Material for this exercise:

☆ ☆ ☆ ☆ ☆

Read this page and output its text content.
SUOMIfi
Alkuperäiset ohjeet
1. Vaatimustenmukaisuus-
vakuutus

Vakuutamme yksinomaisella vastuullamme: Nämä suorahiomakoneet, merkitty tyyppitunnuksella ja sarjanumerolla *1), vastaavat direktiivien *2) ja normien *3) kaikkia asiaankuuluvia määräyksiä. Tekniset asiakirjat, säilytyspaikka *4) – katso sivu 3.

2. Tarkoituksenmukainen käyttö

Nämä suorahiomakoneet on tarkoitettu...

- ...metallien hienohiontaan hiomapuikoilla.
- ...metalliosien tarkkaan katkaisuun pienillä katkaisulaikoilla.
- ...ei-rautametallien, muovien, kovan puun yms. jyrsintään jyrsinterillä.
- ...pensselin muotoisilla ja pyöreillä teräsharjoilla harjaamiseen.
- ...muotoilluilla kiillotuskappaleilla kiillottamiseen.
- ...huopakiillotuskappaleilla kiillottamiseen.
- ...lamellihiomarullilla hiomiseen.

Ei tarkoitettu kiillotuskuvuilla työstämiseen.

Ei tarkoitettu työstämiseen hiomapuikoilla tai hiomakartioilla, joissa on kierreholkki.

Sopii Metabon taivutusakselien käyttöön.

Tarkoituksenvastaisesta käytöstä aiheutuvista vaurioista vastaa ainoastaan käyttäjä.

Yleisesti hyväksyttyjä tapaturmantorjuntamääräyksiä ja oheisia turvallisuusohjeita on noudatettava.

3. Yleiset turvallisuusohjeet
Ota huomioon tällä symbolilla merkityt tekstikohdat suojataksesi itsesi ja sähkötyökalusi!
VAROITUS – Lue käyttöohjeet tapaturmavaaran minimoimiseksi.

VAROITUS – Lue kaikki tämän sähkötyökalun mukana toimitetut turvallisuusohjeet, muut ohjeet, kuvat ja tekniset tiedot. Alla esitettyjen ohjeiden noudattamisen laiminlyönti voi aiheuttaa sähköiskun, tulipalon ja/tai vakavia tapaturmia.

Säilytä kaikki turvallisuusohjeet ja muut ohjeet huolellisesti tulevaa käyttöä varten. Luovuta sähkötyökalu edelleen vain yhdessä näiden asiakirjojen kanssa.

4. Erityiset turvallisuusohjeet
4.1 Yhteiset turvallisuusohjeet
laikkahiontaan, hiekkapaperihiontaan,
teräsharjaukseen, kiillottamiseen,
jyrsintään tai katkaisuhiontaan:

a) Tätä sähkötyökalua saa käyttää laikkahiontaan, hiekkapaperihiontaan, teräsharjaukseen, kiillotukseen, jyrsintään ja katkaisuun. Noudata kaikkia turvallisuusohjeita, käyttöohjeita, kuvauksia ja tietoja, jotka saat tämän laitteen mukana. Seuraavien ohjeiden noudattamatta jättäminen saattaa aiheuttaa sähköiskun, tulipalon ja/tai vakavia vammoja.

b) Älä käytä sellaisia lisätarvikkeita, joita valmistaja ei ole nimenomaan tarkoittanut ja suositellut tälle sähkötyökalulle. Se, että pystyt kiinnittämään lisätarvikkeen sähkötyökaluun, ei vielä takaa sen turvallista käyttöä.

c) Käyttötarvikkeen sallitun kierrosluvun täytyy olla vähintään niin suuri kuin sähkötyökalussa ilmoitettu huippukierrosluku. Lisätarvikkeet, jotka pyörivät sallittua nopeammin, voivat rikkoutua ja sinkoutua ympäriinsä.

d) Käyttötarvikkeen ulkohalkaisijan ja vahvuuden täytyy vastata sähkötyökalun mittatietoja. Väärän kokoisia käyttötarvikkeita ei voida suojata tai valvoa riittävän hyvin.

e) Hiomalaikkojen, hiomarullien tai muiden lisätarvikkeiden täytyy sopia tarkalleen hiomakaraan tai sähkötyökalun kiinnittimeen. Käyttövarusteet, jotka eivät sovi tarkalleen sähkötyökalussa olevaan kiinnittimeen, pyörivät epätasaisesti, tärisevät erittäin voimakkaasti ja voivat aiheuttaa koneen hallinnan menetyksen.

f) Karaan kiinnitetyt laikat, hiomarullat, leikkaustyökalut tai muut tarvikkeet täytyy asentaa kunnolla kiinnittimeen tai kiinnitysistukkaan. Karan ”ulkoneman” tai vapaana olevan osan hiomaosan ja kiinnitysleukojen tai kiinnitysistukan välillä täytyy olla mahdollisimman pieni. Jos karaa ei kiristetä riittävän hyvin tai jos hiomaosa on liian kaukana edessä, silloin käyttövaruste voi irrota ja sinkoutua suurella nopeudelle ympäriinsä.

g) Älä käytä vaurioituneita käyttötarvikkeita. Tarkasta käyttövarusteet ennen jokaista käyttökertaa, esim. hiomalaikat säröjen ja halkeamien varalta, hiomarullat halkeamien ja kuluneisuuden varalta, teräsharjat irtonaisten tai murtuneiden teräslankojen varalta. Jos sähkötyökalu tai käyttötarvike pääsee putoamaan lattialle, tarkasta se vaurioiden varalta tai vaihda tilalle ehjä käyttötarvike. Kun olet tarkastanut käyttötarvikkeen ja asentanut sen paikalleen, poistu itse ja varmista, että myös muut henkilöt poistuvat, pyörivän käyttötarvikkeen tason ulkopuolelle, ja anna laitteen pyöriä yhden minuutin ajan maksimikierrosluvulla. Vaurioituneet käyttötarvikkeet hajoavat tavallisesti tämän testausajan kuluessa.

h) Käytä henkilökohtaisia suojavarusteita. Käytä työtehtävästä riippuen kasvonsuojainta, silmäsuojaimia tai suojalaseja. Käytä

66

☆ ☆ ☆ ☆ ☆

Transcribe every entry exactly, omitting nothing.

Task response:
Read this page and output its text content.
SUOMIfi
Alkuperäiset ohjeet
1. Vaatimustenmukaisuus-
vakuutus

Vakuutamme yksinomaisella vastuullamme: Nämä suorahiomakoneet, merkitty tyyppitunnuksella ja sarjanumerolla *1), vastaavat direktiivien *2) ja normien *3) kaikkia asiaankuuluvia määräyksiä. Tekniset asiakirjat, säilytyspaikka *4) – katso sivu 3.

2. Tarkoituksenmukainen käyttö

Nämä suorahiomakoneet on tarkoitettu...

- ...metallien hienohiontaan hiomapuikoilla.
- ...metalliosien tarkkaan katkaisuun pienillä katkaisulaikoilla.
- ...ei-rautametallien, muovien, kovan puun yms. jyrsintään jyrsinterillä.
- ...pensselin muotoisilla ja pyöreillä teräsharjoilla harjaamiseen.
- ...muotoilluilla kiillotuskappaleilla kiillottamiseen.
- ...huopakiillotuskappaleilla kiillottamiseen.
- ...lamellihiomarullilla hiomiseen.

Ei tarkoitettu kiillotuskuvuilla työstämiseen.

Ei tarkoitettu työstämiseen hiomapuikoilla tai hiomakartioilla, joissa on kierreholkki.

Sopii Metabon taivutusakselien käyttöön.

Tarkoituksenvastaisesta käytöstä aiheutuvista vaurioista vastaa ainoastaan käyttäjä.

Yleisesti hyväksyttyjä tapaturmantorjuntamääräyksiä ja oheisia turvallisuusohjeita on noudatettava.

3. Yleiset turvallisuusohjeet
Ota huomioon tällä symbolilla merkityt tekstikohdat suojataksesi itsesi ja sähkötyökalusi!
VAROITUS – Lue käyttöohjeet tapaturmavaaran minimoimiseksi.

VAROITUS – Lue kaikki tämän sähkötyökalun mukana toimitetut turvallisuusohjeet, muut ohjeet, kuvat ja tekniset tiedot. Alla esitettyjen ohjeiden noudattamisen laiminlyönti voi aiheuttaa sähköiskun, tulipalon ja/tai vakavia tapaturmia.

Säilytä kaikki turvallisuusohjeet ja muut ohjeet huolellisesti tulevaa käyttöä varten. Luovuta sähkötyökalu edelleen vain yhdessä näiden asiakirjojen kanssa.

4. Erityiset turvallisuusohjeet
4.1 Yhteiset turvallisuusohjeet
laikkahiontaan, hiekkapaperihiontaan,
teräsharjaukseen, kiillottamiseen,
jyrsintään tai katkaisuhiontaan:

a) Tätä sähkötyökalua saa käyttää laikkahiontaan, hiekkapaperihiontaan, teräsharjaukseen, kiillotukseen, jyrsintään ja katkaisuun. Noudata kaikkia turvallisuusohjeita, käyttöohjeita, kuvauksia ja tietoja, jotka saat tämän laitteen mukana. Seuraavien ohjeiden noudattamatta jättäminen saattaa aiheuttaa sähköiskun, tulipalon ja/tai vakavia vammoja.

b) Älä käytä sellaisia lisätarvikkeita, joita valmistaja ei ole nimenomaan tarkoittanut ja suositellut tälle sähkötyökalulle. Se, että pystyt kiinnittämään lisätarvikkeen sähkötyökaluun, ei vielä takaa sen turvallista käyttöä.

c) Käyttötarvikkeen sallitun kierrosluvun täytyy olla vähintään niin suuri kuin sähkötyökalussa ilmoitettu huippukierrosluku. Lisätarvikkeet, jotka pyörivät sallittua nopeammin, voivat rikkoutua ja sinkoutua ympäriinsä.

d) Käyttötarvikkeen ulkohalkaisijan ja vahvuuden täytyy vastata sähkötyökalun mittatietoja. Väärän kokoisia käyttötarvikkeita ei voida suojata tai valvoa riittävän hyvin.

e) Hiomalaikkojen, hiomarullien tai muiden lisätarvikkeiden täytyy sopia tarkalleen hiomakaraan tai sähkötyökalun kiinnittimeen. Käyttövarusteet, jotka eivät sovi tarkalleen sähkötyökalussa olevaan kiinnittimeen, pyörivät epätasaisesti, tärisevät erittäin voimakkaasti ja voivat aiheuttaa koneen hallinnan menetyksen.

f) Karaan kiinnitetyt laikat, hiomarullat, leikkaustyökalut tai muut tarvikkeet täytyy asentaa kunnolla kiinnittimeen tai kiinnitysistukkaan. Karan ”ulkoneman” tai vapaana olevan osan hiomaosan ja kiinnitysleukojen tai kiinnitysistukan välillä täytyy olla mahdollisimman pieni. Jos karaa ei kiristetä riittävän hyvin tai jos hiomaosa on liian kaukana edessä, silloin käyttövaruste voi irrota ja sinkoutua suurella nopeudelle ympäriinsä.

g) Älä käytä vaurioituneita käyttötarvikkeita. Tarkasta käyttövarusteet ennen jokaista käyttökertaa, esim. hiomalaikat säröjen ja halkeamien varalta, hiomarullat halkeamien ja kuluneisuuden varalta, teräsharjat irtonaisten tai murtuneiden teräslankojen varalta. Jos sähkötyökalu tai käyttötarvike pääsee putoamaan lattialle, tarkasta se vaurioiden varalta tai vaihda tilalle ehjä käyttötarvike. Kun olet tarkastanut käyttötarvikkeen ja asentanut sen paikalleen, poistu itse ja varmista, että myös muut henkilöt poistuvat, pyörivän käyttötarvikkeen tason ulkopuolelle, ja anna laitteen pyöriä yhden minuutin ajan maksimikierrosluvulla. Vaurioituneet käyttötarvikkeet hajoavat tavallisesti tämän testausajan kuluessa.

h) Käytä henkilökohtaisia suojavarusteita. Käytä työtehtävästä riippuen kasvonsuojainta, silmäsuojaimia tai suojalaseja. Käytä

66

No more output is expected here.